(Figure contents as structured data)
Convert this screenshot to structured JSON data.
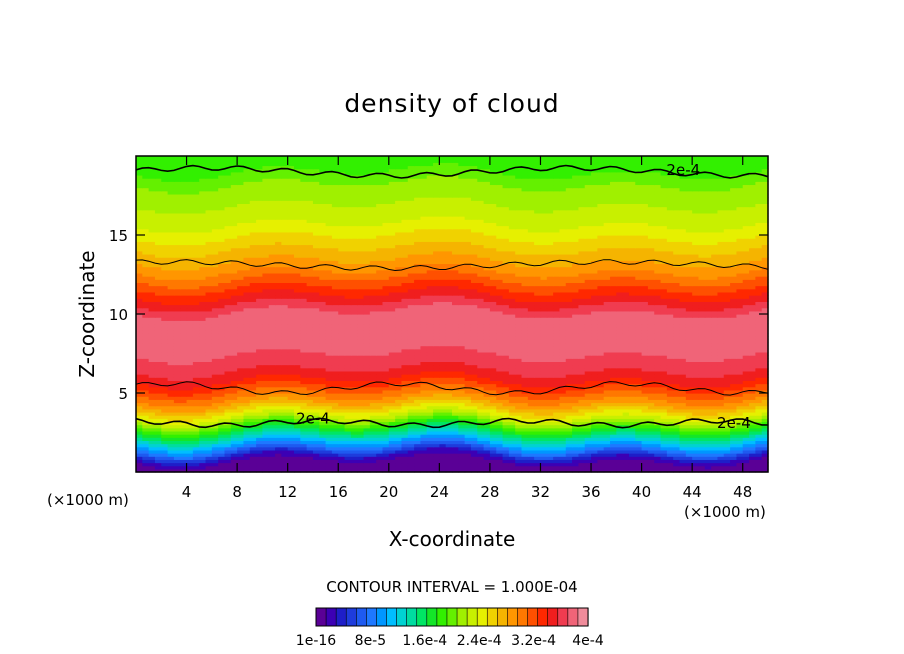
{
  "chart_data": {
    "type": "heatmap",
    "title": "density of cloud",
    "xlabel": "X-coordinate",
    "ylabel": "Z-coordinate",
    "x_unit_left": "(×1000 m)",
    "x_unit_right": "(×1000 m)",
    "xlim": [
      0,
      50
    ],
    "ylim": [
      0,
      20
    ],
    "x_ticks": [
      "4",
      "8",
      "12",
      "16",
      "20",
      "24",
      "28",
      "32",
      "36",
      "40",
      "44",
      "48"
    ],
    "y_ticks": [
      "5",
      "10",
      "15"
    ],
    "y_tick_values": [
      5,
      10,
      15
    ],
    "x_tick_values": [
      4,
      8,
      12,
      16,
      20,
      24,
      28,
      32,
      36,
      40,
      44,
      48
    ],
    "contour_interval_label": "CONTOUR INTERVAL = 1.000E-04",
    "contour_labels": [
      {
        "text": "2e-4",
        "x": 43.3,
        "z": 19.1
      },
      {
        "text": "2e-4",
        "x": 14.0,
        "z": 3.4
      },
      {
        "text": "2e-4",
        "x": 47.3,
        "z": 3.1
      }
    ],
    "colorbar": {
      "labels": [
        "1e-16",
        "8e-5",
        "1.6e-4",
        "2.4e-4",
        "3.2e-4",
        "4e-4"
      ],
      "colors": [
        "#5a0096",
        "#3c00b4",
        "#1e1ec8",
        "#1e3cdc",
        "#1e5af0",
        "#1e78ff",
        "#0096ff",
        "#00beff",
        "#00d2d2",
        "#00dca0",
        "#00e664",
        "#14e628",
        "#32f000",
        "#64f000",
        "#a0f000",
        "#c8f000",
        "#e6f000",
        "#f0d200",
        "#f5b400",
        "#ff9600",
        "#ff7800",
        "#ff5000",
        "#ff2800",
        "#f01e1e",
        "#f03c50",
        "#f06478",
        "#f08c9b"
      ]
    },
    "vertical_profile": {
      "z": [
        0.5,
        1.0,
        1.5,
        2.0,
        2.5,
        3.0,
        3.5,
        4.0,
        4.5,
        5.0,
        6.0,
        7.0,
        8.0,
        9.0,
        10.0,
        11.0,
        12.0,
        13.0,
        14.0,
        15.0,
        16.0,
        17.0,
        18.0,
        19.0,
        20.0
      ],
      "density": [
        0.0,
        3e-05,
        8e-05,
        0.00012,
        0.00016,
        0.0002,
        0.00024,
        0.00027,
        0.0003,
        0.00032,
        0.00036,
        0.00038,
        0.00039,
        0.0004,
        0.00039,
        0.00036,
        0.00033,
        0.0003,
        0.00028,
        0.00026,
        0.00024,
        0.00023,
        0.00022,
        0.0002,
        0.00019
      ]
    },
    "grid": false,
    "legend": "bottom"
  }
}
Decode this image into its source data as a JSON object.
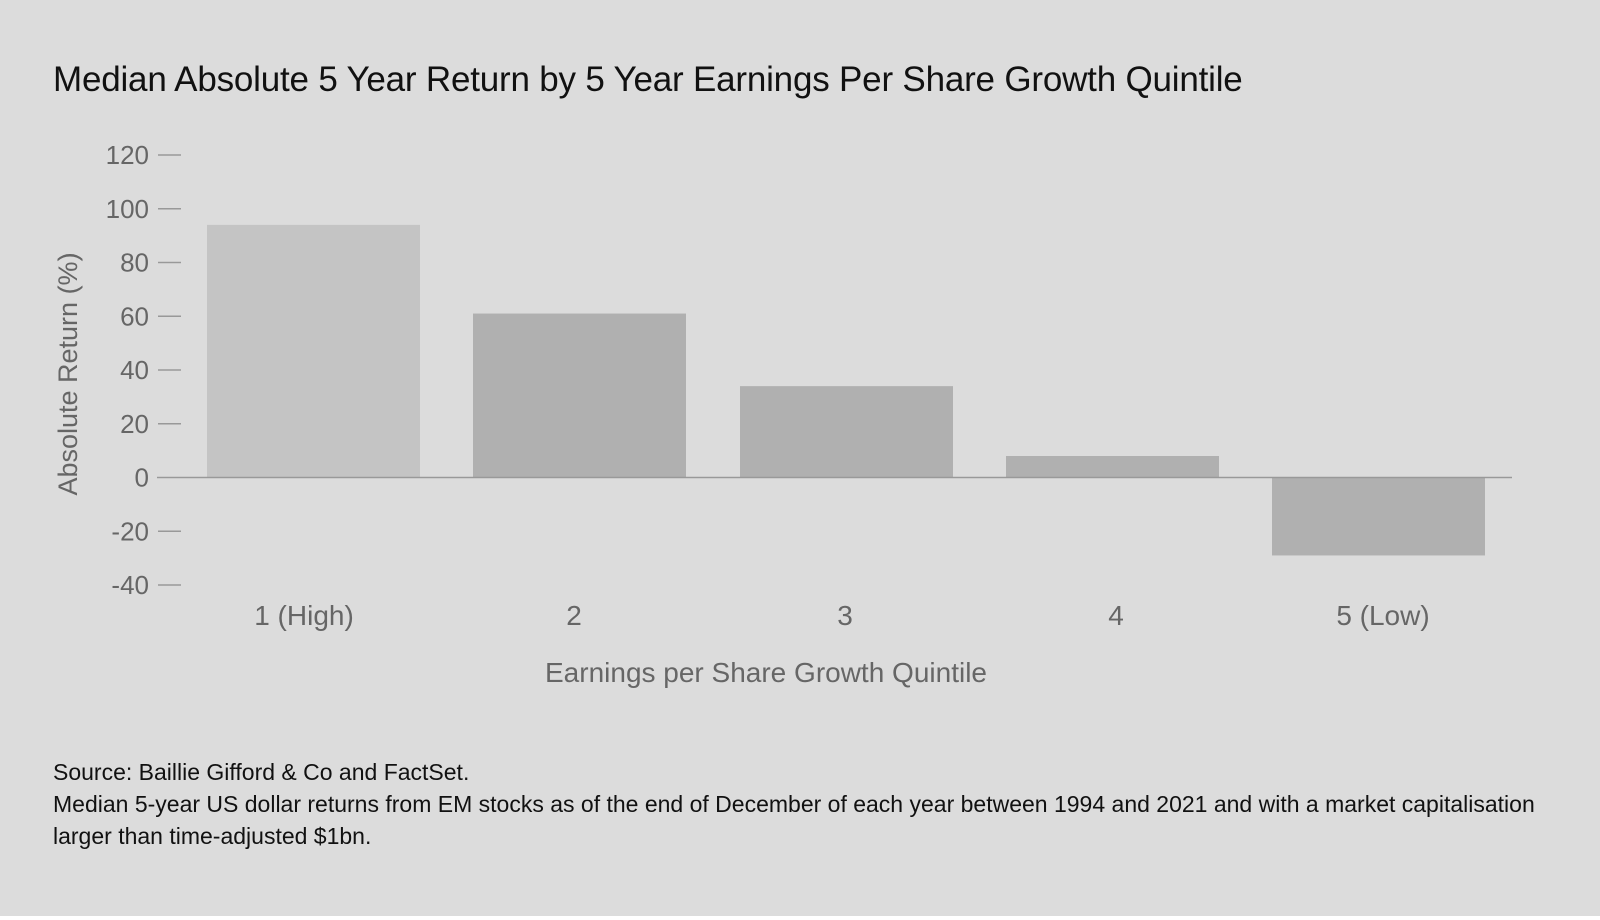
{
  "chart_data": {
    "type": "bar",
    "title": "Median Absolute 5 Year Return by 5 Year Earnings Per Share Growth Quintile",
    "xlabel": "Earnings per Share Growth Quintile",
    "ylabel": "Absolute Return (%)",
    "categories": [
      "1 (High)",
      "2",
      "3",
      "4",
      "5 (Low)"
    ],
    "values": [
      94,
      61,
      34,
      8,
      -29
    ],
    "ylim": [
      -40,
      120
    ],
    "yticks": [
      120,
      100,
      80,
      60,
      40,
      20,
      0,
      -20,
      -40
    ],
    "ytick_labels": [
      "120",
      "100",
      "80",
      "60",
      "40",
      "20",
      "0",
      "-20",
      "-40"
    ],
    "grid": false,
    "legend": "none",
    "colors": {
      "background": "#dcdcdc",
      "bars": [
        "#c4c4c4",
        "#b0b0b0",
        "#b0b0b0",
        "#b0b0b0",
        "#b0b0b0"
      ],
      "axis": "#999999",
      "tick_text": "#666666"
    }
  },
  "footnote": {
    "source": "Source: Baillie Gifford & Co and FactSet.",
    "note": "Median 5-year US dollar returns from EM stocks as of the end of December of each year between 1994 and 2021 and with a market capitalisation larger than time-adjusted $1bn."
  }
}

- What you need to do -
Filter the listing above by the word "ylabel"; copy each line that passes.

- Task solution -
    "ylabel": "Z-coordinate",
    "ylabel": "Absolute Return (%)",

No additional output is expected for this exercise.